From the entries that follow, gather each line holding the word "kanannya".

|---|

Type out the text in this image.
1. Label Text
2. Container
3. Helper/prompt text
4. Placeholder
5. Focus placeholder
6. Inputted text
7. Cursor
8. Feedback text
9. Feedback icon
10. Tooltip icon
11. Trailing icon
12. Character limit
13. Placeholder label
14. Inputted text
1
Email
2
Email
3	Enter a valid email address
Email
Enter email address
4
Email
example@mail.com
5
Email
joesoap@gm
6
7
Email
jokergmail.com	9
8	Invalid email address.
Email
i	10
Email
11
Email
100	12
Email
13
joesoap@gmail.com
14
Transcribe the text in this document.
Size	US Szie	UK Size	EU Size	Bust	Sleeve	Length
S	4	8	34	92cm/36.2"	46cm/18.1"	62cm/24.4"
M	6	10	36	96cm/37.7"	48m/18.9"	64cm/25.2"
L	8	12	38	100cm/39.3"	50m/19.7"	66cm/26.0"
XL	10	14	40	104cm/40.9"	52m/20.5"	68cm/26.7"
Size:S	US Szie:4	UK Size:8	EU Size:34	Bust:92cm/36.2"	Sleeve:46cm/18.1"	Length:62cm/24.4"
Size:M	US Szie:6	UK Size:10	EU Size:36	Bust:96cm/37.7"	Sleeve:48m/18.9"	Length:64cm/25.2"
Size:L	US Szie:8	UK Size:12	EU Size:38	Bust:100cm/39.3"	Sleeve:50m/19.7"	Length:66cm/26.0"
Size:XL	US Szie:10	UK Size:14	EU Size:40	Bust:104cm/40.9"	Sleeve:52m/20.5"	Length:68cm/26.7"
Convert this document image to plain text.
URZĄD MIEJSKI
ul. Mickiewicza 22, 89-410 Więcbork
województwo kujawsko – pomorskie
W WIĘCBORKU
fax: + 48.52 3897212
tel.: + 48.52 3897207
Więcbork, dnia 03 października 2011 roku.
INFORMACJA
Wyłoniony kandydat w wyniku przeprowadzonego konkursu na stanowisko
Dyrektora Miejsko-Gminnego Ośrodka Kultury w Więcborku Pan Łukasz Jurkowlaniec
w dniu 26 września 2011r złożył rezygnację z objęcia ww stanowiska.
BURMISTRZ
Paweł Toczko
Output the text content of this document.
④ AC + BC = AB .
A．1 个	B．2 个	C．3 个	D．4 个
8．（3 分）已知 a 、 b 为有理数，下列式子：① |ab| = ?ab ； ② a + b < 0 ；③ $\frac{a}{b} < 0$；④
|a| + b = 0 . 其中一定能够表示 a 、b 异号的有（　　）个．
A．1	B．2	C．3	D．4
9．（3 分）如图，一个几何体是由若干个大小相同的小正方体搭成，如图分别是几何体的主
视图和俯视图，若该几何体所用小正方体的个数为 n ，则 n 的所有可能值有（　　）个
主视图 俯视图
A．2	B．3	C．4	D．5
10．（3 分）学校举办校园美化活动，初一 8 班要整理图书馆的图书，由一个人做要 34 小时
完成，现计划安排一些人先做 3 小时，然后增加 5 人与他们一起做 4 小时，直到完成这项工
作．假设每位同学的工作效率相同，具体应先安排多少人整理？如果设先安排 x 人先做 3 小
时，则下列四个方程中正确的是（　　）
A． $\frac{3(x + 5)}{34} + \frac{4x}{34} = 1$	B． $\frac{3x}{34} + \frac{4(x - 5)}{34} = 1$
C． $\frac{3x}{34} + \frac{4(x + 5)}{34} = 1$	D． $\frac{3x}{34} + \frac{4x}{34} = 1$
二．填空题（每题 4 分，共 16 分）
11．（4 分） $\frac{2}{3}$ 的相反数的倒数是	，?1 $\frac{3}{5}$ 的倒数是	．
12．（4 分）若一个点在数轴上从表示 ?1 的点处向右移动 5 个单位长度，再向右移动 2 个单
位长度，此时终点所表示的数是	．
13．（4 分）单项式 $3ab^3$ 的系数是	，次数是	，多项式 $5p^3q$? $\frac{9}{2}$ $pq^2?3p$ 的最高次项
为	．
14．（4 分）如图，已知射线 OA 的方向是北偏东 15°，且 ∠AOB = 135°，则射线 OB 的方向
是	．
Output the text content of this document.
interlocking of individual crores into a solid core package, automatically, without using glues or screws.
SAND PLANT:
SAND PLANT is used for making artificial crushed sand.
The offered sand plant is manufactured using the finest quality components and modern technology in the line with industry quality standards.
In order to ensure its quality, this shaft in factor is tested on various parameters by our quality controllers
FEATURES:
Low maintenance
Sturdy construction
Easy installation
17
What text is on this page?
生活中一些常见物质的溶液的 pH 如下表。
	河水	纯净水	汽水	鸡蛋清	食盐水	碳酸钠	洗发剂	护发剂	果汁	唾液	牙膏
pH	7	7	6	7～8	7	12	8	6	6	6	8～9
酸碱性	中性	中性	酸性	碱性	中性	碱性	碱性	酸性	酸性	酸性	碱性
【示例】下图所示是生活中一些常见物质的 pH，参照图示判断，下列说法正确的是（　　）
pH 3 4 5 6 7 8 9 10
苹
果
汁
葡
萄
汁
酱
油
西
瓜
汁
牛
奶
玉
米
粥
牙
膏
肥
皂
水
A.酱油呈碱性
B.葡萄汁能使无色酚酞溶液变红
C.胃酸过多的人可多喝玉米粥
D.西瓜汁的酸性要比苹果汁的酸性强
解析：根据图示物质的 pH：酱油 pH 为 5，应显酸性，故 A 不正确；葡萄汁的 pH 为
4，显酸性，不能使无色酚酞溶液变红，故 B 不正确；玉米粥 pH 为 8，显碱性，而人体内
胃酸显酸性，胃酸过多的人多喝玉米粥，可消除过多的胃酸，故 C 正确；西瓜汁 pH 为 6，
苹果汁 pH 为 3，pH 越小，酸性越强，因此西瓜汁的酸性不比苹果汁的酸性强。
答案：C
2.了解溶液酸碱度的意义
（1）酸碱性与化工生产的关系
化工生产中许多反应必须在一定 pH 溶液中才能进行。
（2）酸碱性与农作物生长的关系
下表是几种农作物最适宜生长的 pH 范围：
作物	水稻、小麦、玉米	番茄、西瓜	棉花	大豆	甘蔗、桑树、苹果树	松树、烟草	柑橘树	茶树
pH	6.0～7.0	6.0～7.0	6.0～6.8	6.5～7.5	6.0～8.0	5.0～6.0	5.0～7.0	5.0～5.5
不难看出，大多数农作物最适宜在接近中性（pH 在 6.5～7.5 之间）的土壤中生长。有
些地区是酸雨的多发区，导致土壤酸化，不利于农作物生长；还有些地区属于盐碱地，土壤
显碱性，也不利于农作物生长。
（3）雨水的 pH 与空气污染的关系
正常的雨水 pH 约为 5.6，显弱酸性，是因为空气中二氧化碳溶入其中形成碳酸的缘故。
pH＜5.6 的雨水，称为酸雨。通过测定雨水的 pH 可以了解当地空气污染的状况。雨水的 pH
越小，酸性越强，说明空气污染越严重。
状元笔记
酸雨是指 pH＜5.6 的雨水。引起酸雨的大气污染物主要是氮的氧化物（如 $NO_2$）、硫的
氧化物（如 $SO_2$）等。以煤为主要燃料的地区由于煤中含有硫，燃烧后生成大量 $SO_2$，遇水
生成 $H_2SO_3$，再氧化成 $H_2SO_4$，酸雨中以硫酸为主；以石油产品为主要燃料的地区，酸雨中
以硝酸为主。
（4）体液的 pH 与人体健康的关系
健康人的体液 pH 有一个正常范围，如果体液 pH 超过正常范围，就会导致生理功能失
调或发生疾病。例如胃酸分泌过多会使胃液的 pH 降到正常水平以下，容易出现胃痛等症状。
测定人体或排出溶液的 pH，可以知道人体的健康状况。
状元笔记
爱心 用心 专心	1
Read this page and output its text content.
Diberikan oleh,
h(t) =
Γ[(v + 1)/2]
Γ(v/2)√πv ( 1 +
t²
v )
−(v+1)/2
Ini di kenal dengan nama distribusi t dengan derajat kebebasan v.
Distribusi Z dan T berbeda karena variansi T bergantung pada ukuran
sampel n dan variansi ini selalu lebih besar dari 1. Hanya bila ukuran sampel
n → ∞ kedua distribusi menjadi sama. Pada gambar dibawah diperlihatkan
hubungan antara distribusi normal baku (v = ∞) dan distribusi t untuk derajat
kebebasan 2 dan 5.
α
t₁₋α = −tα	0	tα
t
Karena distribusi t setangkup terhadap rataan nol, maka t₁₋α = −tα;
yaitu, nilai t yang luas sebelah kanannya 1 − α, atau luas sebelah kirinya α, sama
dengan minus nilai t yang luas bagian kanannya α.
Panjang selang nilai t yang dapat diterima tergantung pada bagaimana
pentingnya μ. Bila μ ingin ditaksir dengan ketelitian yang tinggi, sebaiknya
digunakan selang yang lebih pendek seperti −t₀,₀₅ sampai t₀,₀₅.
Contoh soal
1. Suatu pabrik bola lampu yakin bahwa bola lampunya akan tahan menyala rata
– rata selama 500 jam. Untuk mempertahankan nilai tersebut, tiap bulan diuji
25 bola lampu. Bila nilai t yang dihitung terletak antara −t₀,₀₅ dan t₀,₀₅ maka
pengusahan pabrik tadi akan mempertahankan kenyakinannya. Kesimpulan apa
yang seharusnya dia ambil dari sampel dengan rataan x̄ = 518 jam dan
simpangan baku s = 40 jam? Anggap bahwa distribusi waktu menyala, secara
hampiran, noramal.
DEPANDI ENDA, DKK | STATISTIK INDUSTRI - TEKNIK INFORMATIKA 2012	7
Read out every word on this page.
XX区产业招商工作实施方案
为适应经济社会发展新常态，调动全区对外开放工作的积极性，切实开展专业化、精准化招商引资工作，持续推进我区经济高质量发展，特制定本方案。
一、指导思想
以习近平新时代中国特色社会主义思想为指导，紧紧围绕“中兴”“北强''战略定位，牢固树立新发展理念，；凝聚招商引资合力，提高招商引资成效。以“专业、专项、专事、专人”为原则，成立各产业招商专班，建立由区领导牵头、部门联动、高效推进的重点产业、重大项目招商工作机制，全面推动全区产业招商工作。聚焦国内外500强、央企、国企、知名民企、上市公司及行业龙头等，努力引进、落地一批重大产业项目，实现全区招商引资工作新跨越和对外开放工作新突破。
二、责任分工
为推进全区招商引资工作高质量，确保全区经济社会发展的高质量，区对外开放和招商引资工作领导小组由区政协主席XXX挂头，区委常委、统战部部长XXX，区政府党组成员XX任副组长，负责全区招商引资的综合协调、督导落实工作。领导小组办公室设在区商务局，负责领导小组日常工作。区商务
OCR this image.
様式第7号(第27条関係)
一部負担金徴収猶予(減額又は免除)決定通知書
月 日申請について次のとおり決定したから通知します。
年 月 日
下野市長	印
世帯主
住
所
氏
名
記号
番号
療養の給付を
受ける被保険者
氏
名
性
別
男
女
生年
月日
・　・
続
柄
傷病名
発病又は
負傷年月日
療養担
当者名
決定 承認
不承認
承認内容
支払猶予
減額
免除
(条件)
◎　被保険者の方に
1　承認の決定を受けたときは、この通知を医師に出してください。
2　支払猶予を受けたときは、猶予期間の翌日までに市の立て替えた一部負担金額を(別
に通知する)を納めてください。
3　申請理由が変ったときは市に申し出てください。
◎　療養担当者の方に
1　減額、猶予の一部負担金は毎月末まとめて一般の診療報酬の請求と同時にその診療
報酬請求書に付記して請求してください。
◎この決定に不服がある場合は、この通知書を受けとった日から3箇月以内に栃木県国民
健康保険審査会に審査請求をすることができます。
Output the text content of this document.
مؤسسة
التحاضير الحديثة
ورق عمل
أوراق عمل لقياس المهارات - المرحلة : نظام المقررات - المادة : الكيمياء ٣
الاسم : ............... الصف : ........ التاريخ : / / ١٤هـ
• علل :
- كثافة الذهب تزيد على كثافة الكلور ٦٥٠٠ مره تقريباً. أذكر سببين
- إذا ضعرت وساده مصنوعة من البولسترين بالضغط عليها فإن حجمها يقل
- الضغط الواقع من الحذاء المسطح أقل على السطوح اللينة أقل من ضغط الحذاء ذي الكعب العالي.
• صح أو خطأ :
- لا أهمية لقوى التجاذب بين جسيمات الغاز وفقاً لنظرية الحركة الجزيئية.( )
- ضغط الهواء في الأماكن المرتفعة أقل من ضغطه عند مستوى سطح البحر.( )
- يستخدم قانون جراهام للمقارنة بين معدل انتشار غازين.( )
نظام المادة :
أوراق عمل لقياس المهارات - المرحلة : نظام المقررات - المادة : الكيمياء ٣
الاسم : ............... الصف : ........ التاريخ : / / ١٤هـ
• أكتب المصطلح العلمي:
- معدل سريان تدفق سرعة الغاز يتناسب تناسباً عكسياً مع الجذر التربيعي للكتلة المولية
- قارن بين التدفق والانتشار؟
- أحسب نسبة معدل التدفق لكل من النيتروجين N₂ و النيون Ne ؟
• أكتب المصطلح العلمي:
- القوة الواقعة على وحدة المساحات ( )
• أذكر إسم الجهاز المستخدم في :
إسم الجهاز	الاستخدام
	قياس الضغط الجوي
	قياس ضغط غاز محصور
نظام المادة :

|---|

Written solution:
yaitu, nilai t yang luas sebelah kanannya 1 − α, atau luas sebelah kirinya α, sama
dengan minus nilai t yang luas bagian kanannya α.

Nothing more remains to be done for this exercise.